INSTRUCTION: Count the rows below that contain the string "index", and give only that number.

Dataset excerpt:
•••
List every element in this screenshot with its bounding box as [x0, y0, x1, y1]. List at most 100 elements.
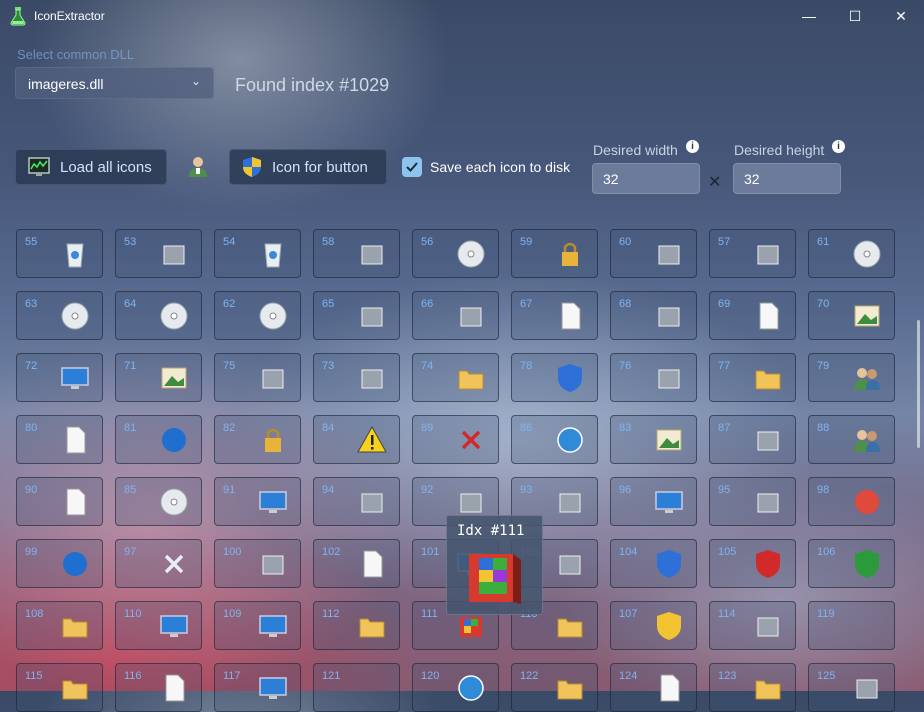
icon-tile[interactable]: 115 — [16, 663, 103, 712]
icon-tile[interactable]: 106 — [808, 539, 895, 588]
icon-index-label: 83 — [619, 422, 632, 434]
icon-tile[interactable]: 104 — [610, 539, 697, 588]
icon-index-label: 85 — [124, 484, 137, 496]
icon-tile[interactable]: 81 — [115, 415, 202, 464]
icon-tile[interactable]: 124 — [610, 663, 697, 712]
icon-tile[interactable]: 72 — [16, 353, 103, 402]
minimize-button[interactable]: — — [786, 0, 832, 32]
icon-tile[interactable]: 100 — [214, 539, 301, 588]
icon-tile[interactable]: 61 — [808, 229, 895, 278]
icon-tile[interactable]: 117 — [214, 663, 301, 712]
icon-tile[interactable]: 89 — [412, 415, 499, 464]
icon-tile[interactable]: 57 — [709, 229, 796, 278]
icon-tile[interactable]: 60 — [610, 229, 697, 278]
icon-tile[interactable]: 73 — [313, 353, 400, 402]
icon-tile[interactable]: 53 — [115, 229, 202, 278]
icon-tile[interactable]: 86 — [511, 415, 598, 464]
icon-tile[interactable]: 64 — [115, 291, 202, 340]
icon-tile[interactable]: 84 — [313, 415, 400, 464]
dll-select[interactable]: imageres.dll ⌄ — [15, 67, 214, 99]
network-share-icon — [361, 369, 383, 389]
icon-index-label: 89 — [421, 422, 434, 434]
icon-tile[interactable]: 82 — [214, 415, 301, 464]
icon-tile[interactable]: 116 — [115, 663, 202, 712]
icon-tile[interactable]: 54 — [214, 229, 301, 278]
icon-tile[interactable]: 67 — [511, 291, 598, 340]
icon-tile[interactable]: 76 — [610, 353, 697, 402]
load-all-icons-button[interactable]: Load all icons — [15, 149, 167, 185]
icon-tile[interactable]: 70 — [808, 291, 895, 340]
icon-tile[interactable]: 58 — [313, 229, 400, 278]
icon-tile[interactable]: 105 — [709, 539, 796, 588]
icon-tile[interactable]: 71 — [115, 353, 202, 402]
save-each-checkbox[interactable] — [402, 157, 422, 177]
icon-tile[interactable]: 91 — [214, 477, 301, 526]
icon-index-label: 54 — [223, 236, 236, 248]
icon-tile[interactable]: 110 — [115, 601, 202, 650]
icon-tile[interactable]: 83 — [610, 415, 697, 464]
icon-tile[interactable]: 97 — [115, 539, 202, 588]
icon-tile[interactable]: 108 — [16, 601, 103, 650]
icon-tile[interactable]: 98 — [808, 477, 895, 526]
icon-tile[interactable]: 123 — [709, 663, 796, 712]
card-icon — [262, 555, 284, 575]
icon-tile[interactable]: 59 — [511, 229, 598, 278]
text-document-icon — [66, 488, 86, 516]
icon-tile[interactable]: 68 — [610, 291, 697, 340]
info-icon[interactable]: i — [832, 140, 845, 153]
icon-tile[interactable]: 112 — [313, 601, 400, 650]
icon-for-button-button[interactable]: Icon for button — [229, 149, 387, 185]
icon-tile[interactable]: 65 — [313, 291, 400, 340]
icon-tile[interactable]: 95 — [709, 477, 796, 526]
icon-tile[interactable]: 107 — [610, 601, 697, 650]
info-icon — [162, 428, 186, 452]
icon-tile[interactable]: 88 — [808, 415, 895, 464]
icon-tile[interactable]: 90 — [16, 477, 103, 526]
icon-tile[interactable]: 79 — [808, 353, 895, 402]
icon-tile[interactable]: 62 — [214, 291, 301, 340]
icon-index-label: 115 — [25, 670, 43, 682]
icon-tile[interactable]: 66 — [412, 291, 499, 340]
icon-tile[interactable]: 120 — [412, 663, 499, 712]
settings-file-icon — [759, 302, 779, 330]
music-folder-icon — [62, 618, 88, 638]
desired-width-input[interactable] — [592, 163, 700, 194]
photo-gallery-icon — [161, 367, 187, 389]
icon-tile[interactable]: 85 — [115, 477, 202, 526]
icon-tile[interactable]: 99 — [16, 539, 103, 588]
monitor-chart-icon — [28, 157, 50, 176]
settings-list-icon — [757, 617, 779, 637]
info-icon[interactable]: i — [686, 140, 699, 153]
icon-index-label: 67 — [520, 298, 533, 310]
icon-tile[interactable]: 63 — [16, 291, 103, 340]
icon-tile[interactable]: 55 — [16, 229, 103, 278]
icon-index-label: 79 — [817, 360, 830, 372]
close-button[interactable]: ✕ — [878, 0, 924, 32]
icon-tile[interactable]: 125 — [808, 663, 895, 712]
icon-tile[interactable]: 77 — [709, 353, 796, 402]
maximize-button[interactable]: ☐ — [832, 0, 878, 32]
icon-index-label: 101 — [421, 546, 440, 558]
scrollbar-thumb[interactable] — [917, 320, 920, 448]
icon-tile[interactable]: 74 — [412, 353, 499, 402]
icon-tile[interactable]: 119 — [808, 601, 895, 650]
icon-index-label: 120 — [421, 670, 440, 682]
icon-tile[interactable]: 78 — [511, 353, 598, 402]
icon-tile[interactable]: 69 — [709, 291, 796, 340]
icon-tile[interactable]: 102 — [313, 539, 400, 588]
icon-tile[interactable]: 94 — [313, 477, 400, 526]
icon-tile[interactable]: 96 — [610, 477, 697, 526]
speakers-icon — [757, 431, 779, 451]
icon-tile[interactable]: 122 — [511, 663, 598, 712]
icon-index-label: 90 — [25, 484, 38, 496]
icon-tile[interactable]: 80 — [16, 415, 103, 464]
icon-tile[interactable]: 56 — [412, 229, 499, 278]
icon-tile[interactable]: 121 — [313, 663, 400, 712]
icon-tile[interactable]: 109 — [214, 601, 301, 650]
desired-height-input[interactable] — [733, 163, 841, 194]
icon-tile[interactable]: 114 — [709, 601, 796, 650]
icon-index-label: 122 — [520, 670, 539, 682]
icon-tile[interactable]: 87 — [709, 415, 796, 464]
icon-index-label: 99 — [25, 546, 38, 558]
icon-tile[interactable]: 75 — [214, 353, 301, 402]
•••
WRITTEN SOLUTION: 12